_AIM:_
Please copy out every line of the material below, character for character, with nothing changed.
────
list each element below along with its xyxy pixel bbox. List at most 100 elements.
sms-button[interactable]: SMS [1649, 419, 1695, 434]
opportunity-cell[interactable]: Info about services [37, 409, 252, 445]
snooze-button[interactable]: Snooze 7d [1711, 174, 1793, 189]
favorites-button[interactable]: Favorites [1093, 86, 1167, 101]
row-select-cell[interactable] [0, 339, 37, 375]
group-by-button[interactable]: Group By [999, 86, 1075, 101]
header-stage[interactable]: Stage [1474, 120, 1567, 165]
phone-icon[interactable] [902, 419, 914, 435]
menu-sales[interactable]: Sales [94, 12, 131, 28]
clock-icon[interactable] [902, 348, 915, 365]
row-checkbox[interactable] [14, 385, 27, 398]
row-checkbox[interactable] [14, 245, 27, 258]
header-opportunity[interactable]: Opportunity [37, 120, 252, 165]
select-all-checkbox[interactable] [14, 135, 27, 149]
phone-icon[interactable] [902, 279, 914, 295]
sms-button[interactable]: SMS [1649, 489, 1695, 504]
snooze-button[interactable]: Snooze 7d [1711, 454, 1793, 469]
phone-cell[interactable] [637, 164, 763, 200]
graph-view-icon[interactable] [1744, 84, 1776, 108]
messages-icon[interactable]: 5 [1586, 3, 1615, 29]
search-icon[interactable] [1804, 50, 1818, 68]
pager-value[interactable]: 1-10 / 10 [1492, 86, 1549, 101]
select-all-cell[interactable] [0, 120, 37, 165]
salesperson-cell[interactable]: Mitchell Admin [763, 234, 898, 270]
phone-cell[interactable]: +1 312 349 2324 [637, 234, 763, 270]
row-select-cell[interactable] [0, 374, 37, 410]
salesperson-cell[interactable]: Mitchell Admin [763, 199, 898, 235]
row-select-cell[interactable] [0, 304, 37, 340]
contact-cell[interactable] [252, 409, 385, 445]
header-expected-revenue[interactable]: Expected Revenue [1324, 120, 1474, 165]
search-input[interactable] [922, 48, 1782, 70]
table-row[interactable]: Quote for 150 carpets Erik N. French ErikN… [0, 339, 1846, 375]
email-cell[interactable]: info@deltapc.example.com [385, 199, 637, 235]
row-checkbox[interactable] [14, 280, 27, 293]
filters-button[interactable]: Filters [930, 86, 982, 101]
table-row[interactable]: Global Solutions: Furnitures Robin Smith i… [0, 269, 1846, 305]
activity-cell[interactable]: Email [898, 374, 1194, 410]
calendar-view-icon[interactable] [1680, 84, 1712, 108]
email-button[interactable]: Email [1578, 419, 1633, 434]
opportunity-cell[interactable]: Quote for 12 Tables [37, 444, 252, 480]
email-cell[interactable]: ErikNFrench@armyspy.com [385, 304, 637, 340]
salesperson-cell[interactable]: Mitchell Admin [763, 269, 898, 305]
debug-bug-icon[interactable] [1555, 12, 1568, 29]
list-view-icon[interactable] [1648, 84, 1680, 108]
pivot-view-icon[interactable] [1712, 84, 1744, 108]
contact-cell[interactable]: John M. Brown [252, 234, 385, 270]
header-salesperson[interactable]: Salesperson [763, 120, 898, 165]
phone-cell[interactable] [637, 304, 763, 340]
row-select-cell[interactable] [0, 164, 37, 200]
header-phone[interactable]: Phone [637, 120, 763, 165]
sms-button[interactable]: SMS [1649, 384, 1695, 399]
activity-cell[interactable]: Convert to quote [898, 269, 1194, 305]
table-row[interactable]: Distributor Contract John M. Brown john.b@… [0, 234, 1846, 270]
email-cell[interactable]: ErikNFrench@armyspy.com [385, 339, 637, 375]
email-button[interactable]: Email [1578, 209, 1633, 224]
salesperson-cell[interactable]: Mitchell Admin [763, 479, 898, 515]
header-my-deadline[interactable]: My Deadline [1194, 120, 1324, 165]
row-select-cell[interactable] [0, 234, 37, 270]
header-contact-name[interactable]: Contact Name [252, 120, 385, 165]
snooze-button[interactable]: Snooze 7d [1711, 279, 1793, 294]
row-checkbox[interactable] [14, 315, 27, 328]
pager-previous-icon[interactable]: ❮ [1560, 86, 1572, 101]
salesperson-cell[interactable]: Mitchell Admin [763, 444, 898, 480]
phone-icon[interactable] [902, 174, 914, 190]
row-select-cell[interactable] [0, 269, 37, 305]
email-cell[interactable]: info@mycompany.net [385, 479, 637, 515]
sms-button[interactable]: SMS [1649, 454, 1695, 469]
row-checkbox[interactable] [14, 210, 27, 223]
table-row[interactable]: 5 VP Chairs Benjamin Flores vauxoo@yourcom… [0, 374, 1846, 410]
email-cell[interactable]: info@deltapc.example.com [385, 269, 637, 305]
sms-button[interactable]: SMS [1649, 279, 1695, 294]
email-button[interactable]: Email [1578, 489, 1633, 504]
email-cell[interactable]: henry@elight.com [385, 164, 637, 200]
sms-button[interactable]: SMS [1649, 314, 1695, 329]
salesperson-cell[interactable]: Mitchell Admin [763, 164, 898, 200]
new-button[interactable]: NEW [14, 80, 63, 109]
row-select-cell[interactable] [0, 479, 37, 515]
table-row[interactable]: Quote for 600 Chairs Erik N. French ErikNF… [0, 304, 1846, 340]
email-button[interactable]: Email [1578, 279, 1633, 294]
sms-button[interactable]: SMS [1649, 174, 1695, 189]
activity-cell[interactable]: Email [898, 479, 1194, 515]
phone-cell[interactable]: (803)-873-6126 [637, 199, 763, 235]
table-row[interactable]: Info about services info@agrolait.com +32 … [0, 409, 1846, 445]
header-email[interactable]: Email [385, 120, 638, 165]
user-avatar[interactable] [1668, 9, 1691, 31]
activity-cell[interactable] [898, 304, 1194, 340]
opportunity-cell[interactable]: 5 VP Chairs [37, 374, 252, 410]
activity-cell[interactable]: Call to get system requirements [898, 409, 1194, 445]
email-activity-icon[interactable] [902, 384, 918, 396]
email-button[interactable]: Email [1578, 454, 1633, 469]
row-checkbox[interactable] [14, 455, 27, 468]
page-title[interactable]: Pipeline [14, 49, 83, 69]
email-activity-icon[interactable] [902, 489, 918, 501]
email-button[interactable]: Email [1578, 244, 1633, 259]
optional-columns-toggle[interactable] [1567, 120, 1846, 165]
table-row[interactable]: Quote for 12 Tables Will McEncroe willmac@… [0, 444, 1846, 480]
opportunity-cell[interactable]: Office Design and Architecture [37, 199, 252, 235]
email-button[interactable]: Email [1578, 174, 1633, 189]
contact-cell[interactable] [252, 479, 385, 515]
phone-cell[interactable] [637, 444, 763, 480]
────
_TASK OUTPUT:_
list each element below along with its xyxy pixel bbox. List at most 100 elements.
sms-button[interactable]: SMS [1649, 419, 1695, 434]
opportunity-cell[interactable]: Info about services [37, 409, 252, 445]
snooze-button[interactable]: Snooze 7d [1711, 174, 1793, 189]
favorites-button[interactable]: Favorites [1093, 86, 1167, 101]
row-select-cell[interactable] [0, 339, 37, 375]
group-by-button[interactable]: Group By [999, 86, 1075, 101]
header-stage[interactable]: Stage [1474, 120, 1567, 165]
phone-icon[interactable] [902, 419, 914, 435]
menu-sales[interactable]: Sales [94, 12, 131, 28]
clock-icon[interactable] [902, 348, 915, 365]
row-checkbox[interactable] [14, 385, 27, 398]
row-checkbox[interactable] [14, 245, 27, 258]
header-opportunity[interactable]: Opportunity [37, 120, 252, 165]
select-all-checkbox[interactable] [14, 135, 27, 149]
phone-icon[interactable] [902, 279, 914, 295]
sms-button[interactable]: SMS [1649, 489, 1695, 504]
snooze-button[interactable]: Snooze 7d [1711, 454, 1793, 469]
phone-cell[interactable] [637, 164, 763, 200]
graph-view-icon[interactable] [1744, 84, 1776, 108]
messages-icon[interactable]: 5 [1586, 3, 1615, 29]
search-icon[interactable] [1804, 50, 1818, 68]
pager-value[interactable]: 1-10 / 10 [1492, 86, 1549, 101]
select-all-cell[interactable] [0, 120, 37, 165]
salesperson-cell[interactable]: Mitchell Admin [763, 234, 898, 270]
phone-cell[interactable]: +1 312 349 2324 [637, 234, 763, 270]
row-select-cell[interactable] [0, 374, 37, 410]
salesperson-cell[interactable]: Mitchell Admin [763, 199, 898, 235]
row-select-cell[interactable] [0, 304, 37, 340]
contact-cell[interactable] [252, 409, 385, 445]
header-expected-revenue[interactable]: Expected Revenue [1324, 120, 1474, 165]
search-input[interactable] [922, 48, 1782, 70]
table-row[interactable]: Quote for 150 carpets Erik N. French ErikN… [0, 339, 1846, 375]
email-cell[interactable]: info@deltapc.example.com [385, 199, 637, 235]
row-checkbox[interactable] [14, 280, 27, 293]
filters-button[interactable]: Filters [930, 86, 982, 101]
table-row[interactable]: Global Solutions: Furnitures Robin Smith i… [0, 269, 1846, 305]
activity-cell[interactable]: Email [898, 374, 1194, 410]
calendar-view-icon[interactable] [1680, 84, 1712, 108]
email-button[interactable]: Email [1578, 419, 1633, 434]
opportunity-cell[interactable]: Quote for 12 Tables [37, 444, 252, 480]
email-cell[interactable]: ErikNFrench@armyspy.com [385, 304, 637, 340]
salesperson-cell[interactable]: Mitchell Admin [763, 269, 898, 305]
debug-bug-icon[interactable] [1555, 12, 1568, 29]
list-view-icon[interactable] [1648, 84, 1680, 108]
pivot-view-icon[interactable] [1712, 84, 1744, 108]
contact-cell[interactable]: John M. Brown [252, 234, 385, 270]
header-salesperson[interactable]: Salesperson [763, 120, 898, 165]
phone-cell[interactable] [637, 304, 763, 340]
row-select-cell[interactable] [0, 164, 37, 200]
header-phone[interactable]: Phone [637, 120, 763, 165]
sms-button[interactable]: SMS [1649, 384, 1695, 399]
activity-cell[interactable]: Convert to quote [898, 269, 1194, 305]
table-row[interactable]: Distributor Contract John M. Brown john.b@… [0, 234, 1846, 270]
email-cell[interactable]: ErikNFrench@armyspy.com [385, 339, 637, 375]
email-button[interactable]: Email [1578, 209, 1633, 224]
salesperson-cell[interactable]: Mitchell Admin [763, 479, 898, 515]
header-my-deadline[interactable]: My Deadline [1194, 120, 1324, 165]
row-select-cell[interactable] [0, 234, 37, 270]
header-contact-name[interactable]: Contact Name [252, 120, 385, 165]
snooze-button[interactable]: Snooze 7d [1711, 279, 1793, 294]
row-checkbox[interactable] [14, 315, 27, 328]
pager-previous-icon[interactable]: ❮ [1560, 86, 1572, 101]
salesperson-cell[interactable]: Mitchell Admin [763, 444, 898, 480]
phone-icon[interactable] [902, 174, 914, 190]
row-select-cell[interactable] [0, 269, 37, 305]
email-cell[interactable]: info@mycompany.net [385, 479, 637, 515]
sms-button[interactable]: SMS [1649, 454, 1695, 469]
row-checkbox[interactable] [14, 210, 27, 223]
table-row[interactable]: 5 VP Chairs Benjamin Flores vauxoo@yourcom… [0, 374, 1846, 410]
email-cell[interactable]: info@deltapc.example.com [385, 269, 637, 305]
sms-button[interactable]: SMS [1649, 279, 1695, 294]
email-button[interactable]: Email [1578, 489, 1633, 504]
email-cell[interactable]: henry@elight.com [385, 164, 637, 200]
sms-button[interactable]: SMS [1649, 314, 1695, 329]
salesperson-cell[interactable]: Mitchell Admin [763, 164, 898, 200]
new-button[interactable]: NEW [14, 80, 63, 109]
row-select-cell[interactable] [0, 479, 37, 515]
table-row[interactable]: Quote for 600 Chairs Erik N. French ErikNF… [0, 304, 1846, 340]
email-button[interactable]: Email [1578, 279, 1633, 294]
sms-button[interactable]: SMS [1649, 174, 1695, 189]
activity-cell[interactable]: Email [898, 479, 1194, 515]
phone-cell[interactable]: (803)-873-6126 [637, 199, 763, 235]
table-row[interactable]: Info about services info@agrolait.com +32 … [0, 409, 1846, 445]
header-email[interactable]: Email [385, 120, 638, 165]
user-avatar[interactable] [1668, 9, 1691, 31]
activity-cell[interactable] [898, 304, 1194, 340]
opportunity-cell[interactable]: 5 VP Chairs [37, 374, 252, 410]
activity-cell[interactable]: Call to get system requirements [898, 409, 1194, 445]
email-activity-icon[interactable] [902, 384, 918, 396]
email-button[interactable]: Email [1578, 454, 1633, 469]
row-checkbox[interactable] [14, 455, 27, 468]
page-title[interactable]: Pipeline [14, 49, 83, 69]
email-activity-icon[interactable] [902, 489, 918, 501]
email-button[interactable]: Email [1578, 244, 1633, 259]
optional-columns-toggle[interactable] [1567, 120, 1846, 165]
table-row[interactable]: Quote for 12 Tables Will McEncroe willmac@… [0, 444, 1846, 480]
opportunity-cell[interactable]: Office Design and Architecture [37, 199, 252, 235]
email-button[interactable]: Email [1578, 174, 1633, 189]
contact-cell[interactable] [252, 479, 385, 515]
phone-cell[interactable] [637, 444, 763, 480]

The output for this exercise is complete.